▶ _Dataset items_:
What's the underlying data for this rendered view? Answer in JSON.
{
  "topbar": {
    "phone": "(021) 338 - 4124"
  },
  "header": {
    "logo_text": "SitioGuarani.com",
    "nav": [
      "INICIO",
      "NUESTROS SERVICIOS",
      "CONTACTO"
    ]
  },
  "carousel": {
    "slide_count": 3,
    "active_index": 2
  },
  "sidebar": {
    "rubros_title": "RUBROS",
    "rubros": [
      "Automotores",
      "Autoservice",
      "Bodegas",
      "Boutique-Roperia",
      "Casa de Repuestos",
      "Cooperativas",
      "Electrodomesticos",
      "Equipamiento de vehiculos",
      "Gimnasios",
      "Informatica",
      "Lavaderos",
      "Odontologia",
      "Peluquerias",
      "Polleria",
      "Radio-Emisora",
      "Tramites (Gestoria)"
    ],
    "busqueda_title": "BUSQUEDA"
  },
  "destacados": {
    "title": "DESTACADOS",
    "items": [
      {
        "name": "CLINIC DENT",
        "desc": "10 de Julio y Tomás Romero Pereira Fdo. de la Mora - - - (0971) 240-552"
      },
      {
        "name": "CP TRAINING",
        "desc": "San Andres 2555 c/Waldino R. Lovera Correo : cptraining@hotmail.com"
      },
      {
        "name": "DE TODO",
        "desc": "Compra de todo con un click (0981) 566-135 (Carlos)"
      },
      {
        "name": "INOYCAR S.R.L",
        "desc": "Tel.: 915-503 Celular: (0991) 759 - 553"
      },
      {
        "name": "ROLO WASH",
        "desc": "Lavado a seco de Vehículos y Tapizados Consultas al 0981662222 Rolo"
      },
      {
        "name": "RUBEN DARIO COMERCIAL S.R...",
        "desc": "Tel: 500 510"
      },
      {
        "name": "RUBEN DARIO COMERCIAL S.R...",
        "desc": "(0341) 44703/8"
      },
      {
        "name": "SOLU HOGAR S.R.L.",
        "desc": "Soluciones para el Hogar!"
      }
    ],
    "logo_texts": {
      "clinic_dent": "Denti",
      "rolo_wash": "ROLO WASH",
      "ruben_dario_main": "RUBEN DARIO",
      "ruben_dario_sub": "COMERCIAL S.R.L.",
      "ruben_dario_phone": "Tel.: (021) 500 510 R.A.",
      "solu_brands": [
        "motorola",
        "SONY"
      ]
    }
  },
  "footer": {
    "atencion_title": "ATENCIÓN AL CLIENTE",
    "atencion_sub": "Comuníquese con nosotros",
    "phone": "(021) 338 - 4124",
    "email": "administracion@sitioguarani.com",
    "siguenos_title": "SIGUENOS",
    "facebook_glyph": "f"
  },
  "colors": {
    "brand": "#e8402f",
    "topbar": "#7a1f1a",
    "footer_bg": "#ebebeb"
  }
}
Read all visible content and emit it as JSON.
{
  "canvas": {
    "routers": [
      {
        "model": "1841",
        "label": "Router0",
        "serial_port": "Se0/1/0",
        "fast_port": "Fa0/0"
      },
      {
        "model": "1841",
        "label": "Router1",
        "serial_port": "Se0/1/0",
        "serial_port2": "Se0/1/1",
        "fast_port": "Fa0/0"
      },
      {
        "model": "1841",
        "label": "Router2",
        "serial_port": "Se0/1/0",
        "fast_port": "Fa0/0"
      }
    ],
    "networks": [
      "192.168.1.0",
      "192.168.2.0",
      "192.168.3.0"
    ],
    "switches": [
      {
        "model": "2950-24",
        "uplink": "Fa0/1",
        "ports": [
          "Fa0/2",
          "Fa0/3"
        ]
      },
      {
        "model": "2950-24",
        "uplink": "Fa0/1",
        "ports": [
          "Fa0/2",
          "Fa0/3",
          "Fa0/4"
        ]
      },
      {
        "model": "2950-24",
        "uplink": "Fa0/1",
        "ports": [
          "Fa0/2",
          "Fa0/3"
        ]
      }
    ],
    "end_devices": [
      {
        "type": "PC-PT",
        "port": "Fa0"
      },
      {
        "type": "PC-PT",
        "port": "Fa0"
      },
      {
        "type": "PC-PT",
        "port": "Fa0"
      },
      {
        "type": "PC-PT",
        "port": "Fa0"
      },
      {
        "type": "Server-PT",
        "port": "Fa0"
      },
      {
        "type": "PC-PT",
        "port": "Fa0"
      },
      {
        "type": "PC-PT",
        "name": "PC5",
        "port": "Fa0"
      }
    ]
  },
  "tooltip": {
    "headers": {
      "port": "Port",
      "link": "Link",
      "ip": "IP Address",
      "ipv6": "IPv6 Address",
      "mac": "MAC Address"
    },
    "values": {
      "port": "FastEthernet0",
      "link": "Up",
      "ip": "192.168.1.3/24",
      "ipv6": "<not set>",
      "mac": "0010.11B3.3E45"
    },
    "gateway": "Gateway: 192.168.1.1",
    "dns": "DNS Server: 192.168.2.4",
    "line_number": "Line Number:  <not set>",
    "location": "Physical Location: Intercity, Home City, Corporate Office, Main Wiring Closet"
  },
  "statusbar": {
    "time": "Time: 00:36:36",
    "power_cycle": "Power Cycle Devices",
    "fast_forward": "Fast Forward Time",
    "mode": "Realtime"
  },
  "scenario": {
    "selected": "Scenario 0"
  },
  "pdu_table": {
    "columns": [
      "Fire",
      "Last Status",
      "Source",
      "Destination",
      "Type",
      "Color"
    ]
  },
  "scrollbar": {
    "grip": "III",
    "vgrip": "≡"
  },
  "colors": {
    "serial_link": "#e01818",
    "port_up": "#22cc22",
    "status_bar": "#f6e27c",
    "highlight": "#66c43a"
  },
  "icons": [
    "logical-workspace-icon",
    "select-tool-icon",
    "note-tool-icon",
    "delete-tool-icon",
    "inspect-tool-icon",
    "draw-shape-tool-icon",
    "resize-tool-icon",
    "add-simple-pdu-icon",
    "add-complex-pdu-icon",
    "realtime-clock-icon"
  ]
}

▶ _Set problem_: Find the lines containing "JSON" and list every one of them.

▶ _Task result_:
What's the underlying data for this rendered view? Answer in JSON.
Read all visible content and emit it as JSON.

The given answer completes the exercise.